• _Task goal_: Reproduce every line of the records below verbatim, in the same order and without any alteration.

• _Excerpted records_:
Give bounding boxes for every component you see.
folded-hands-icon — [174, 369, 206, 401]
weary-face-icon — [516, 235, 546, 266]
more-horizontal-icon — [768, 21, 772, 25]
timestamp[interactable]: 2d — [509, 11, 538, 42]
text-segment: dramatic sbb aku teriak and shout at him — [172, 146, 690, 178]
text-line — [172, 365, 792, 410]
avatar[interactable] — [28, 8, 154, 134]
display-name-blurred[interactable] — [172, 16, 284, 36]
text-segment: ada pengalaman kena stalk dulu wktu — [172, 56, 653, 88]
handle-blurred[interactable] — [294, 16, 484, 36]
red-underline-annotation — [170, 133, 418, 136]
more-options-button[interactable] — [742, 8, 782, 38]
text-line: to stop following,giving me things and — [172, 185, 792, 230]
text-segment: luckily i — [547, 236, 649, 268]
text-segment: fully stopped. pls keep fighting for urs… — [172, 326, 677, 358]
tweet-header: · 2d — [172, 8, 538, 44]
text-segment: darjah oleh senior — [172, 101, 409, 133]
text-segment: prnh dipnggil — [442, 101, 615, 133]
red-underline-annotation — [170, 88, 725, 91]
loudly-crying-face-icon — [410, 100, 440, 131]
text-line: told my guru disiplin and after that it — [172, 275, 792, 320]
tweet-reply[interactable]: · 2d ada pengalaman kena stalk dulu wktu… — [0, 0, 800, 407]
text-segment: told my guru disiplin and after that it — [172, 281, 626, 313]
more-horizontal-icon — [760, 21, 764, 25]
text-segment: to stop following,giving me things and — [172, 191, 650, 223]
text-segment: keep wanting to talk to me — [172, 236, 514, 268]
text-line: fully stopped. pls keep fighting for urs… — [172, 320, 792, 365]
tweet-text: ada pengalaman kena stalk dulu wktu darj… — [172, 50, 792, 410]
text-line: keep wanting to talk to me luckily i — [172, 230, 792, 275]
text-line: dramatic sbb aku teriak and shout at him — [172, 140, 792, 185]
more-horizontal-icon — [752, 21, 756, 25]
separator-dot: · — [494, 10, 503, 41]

• _Response to the exercise_:
Give bounding boxes for every component you see.
folded-hands-icon — [174, 369, 206, 401]
weary-face-icon — [516, 235, 546, 266]
more-horizontal-icon — [768, 21, 772, 25]
timestamp[interactable]: 2d — [509, 11, 538, 42]
text-segment: dramatic sbb aku teriak and shout at him — [172, 146, 690, 178]
text-line — [172, 365, 792, 410]
avatar[interactable] — [28, 8, 154, 134]
display-name-blurred[interactable] — [172, 16, 284, 36]
text-segment: ada pengalaman kena stalk dulu wktu — [172, 56, 653, 88]
handle-blurred[interactable] — [294, 16, 484, 36]
red-underline-annotation — [170, 133, 418, 136]
more-options-button[interactable] — [742, 8, 782, 38]
text-line: to stop following,giving me things and — [172, 185, 792, 230]
text-segment: luckily i — [547, 236, 649, 268]
text-segment: fully stopped. pls keep fighting for urs… — [172, 326, 677, 358]
tweet-header: · 2d — [172, 8, 538, 44]
text-segment: darjah oleh senior — [172, 101, 409, 133]
text-segment: prnh dipnggil — [442, 101, 615, 133]
red-underline-annotation — [170, 88, 725, 91]
loudly-crying-face-icon — [410, 100, 440, 131]
text-line: told my guru disiplin and after that it — [172, 275, 792, 320]
tweet-reply[interactable]: · 2d ada pengalaman kena stalk dulu wktu… — [0, 0, 800, 407]
text-segment: told my guru disiplin and after that it — [172, 281, 626, 313]
more-horizontal-icon — [760, 21, 764, 25]
text-segment: to stop following,giving me things and — [172, 191, 650, 223]
text-segment: keep wanting to talk to me — [172, 236, 514, 268]
text-line: fully stopped. pls keep fighting for urs… — [172, 320, 792, 365]
tweet-text: ada pengalaman kena stalk dulu wktu darj… — [172, 50, 792, 410]
text-line: keep wanting to talk to me luckily i — [172, 230, 792, 275]
text-line: dramatic sbb aku teriak and shout at him — [172, 140, 792, 185]
more-horizontal-icon — [752, 21, 756, 25]
separator-dot: · — [494, 10, 503, 41]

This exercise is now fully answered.